WORK TO BE COMPLETED: Reproduce all entries verbatim, with nothing added or dropped.

___ DATA PROVIDED

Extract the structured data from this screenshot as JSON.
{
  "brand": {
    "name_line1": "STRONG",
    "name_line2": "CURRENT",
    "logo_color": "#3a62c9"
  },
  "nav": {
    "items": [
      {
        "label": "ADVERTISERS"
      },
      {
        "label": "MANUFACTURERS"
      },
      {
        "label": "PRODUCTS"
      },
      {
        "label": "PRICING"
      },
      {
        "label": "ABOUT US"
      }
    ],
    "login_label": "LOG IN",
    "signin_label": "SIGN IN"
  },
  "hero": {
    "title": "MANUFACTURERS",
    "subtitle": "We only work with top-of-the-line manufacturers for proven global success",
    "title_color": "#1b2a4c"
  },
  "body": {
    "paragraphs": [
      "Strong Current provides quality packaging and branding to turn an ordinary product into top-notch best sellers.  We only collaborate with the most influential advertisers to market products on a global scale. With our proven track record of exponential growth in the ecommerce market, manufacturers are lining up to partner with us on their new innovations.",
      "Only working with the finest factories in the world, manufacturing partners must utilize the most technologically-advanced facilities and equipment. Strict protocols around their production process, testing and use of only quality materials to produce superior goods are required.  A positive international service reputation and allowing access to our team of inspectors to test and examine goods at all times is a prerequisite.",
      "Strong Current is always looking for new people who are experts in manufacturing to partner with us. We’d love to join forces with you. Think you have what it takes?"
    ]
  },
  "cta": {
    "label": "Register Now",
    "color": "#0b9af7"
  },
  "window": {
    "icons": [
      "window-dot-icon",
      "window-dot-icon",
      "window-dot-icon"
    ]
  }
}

______

FINAL RESULT:
Extract the structured data from this screenshot as JSON.
{
  "brand": {
    "name_line1": "STRONG",
    "name_line2": "CURRENT",
    "logo_color": "#3a62c9"
  },
  "nav": {
    "items": [
      {
        "label": "ADVERTISERS"
      },
      {
        "label": "MANUFACTURERS"
      },
      {
        "label": "PRODUCTS"
      },
      {
        "label": "PRICING"
      },
      {
        "label": "ABOUT US"
      }
    ],
    "login_label": "LOG IN",
    "signin_label": "SIGN IN"
  },
  "hero": {
    "title": "MANUFACTURERS",
    "subtitle": "We only work with top-of-the-line manufacturers for proven global success",
    "title_color": "#1b2a4c"
  },
  "body": {
    "paragraphs": [
      "Strong Current provides quality packaging and branding to turn an ordinary product into top-notch best sellers.  We only collaborate with the most influential advertisers to market products on a global scale. With our proven track record of exponential growth in the ecommerce market, manufacturers are lining up to partner with us on their new innovations.",
      "Only working with the finest factories in the world, manufacturing partners must utilize the most technologically-advanced facilities and equipment. Strict protocols around their production process, testing and use of only quality materials to produce superior goods are required.  A positive international service reputation and allowing access to our team of inspectors to test and examine goods at all times is a prerequisite.",
      "Strong Current is always looking for new people who are experts in manufacturing to partner with us. We’d love to join forces with you. Think you have what it takes?"
    ]
  },
  "cta": {
    "label": "Register Now",
    "color": "#0b9af7"
  },
  "window": {
    "icons": [
      "window-dot-icon",
      "window-dot-icon",
      "window-dot-icon"
    ]
  }
}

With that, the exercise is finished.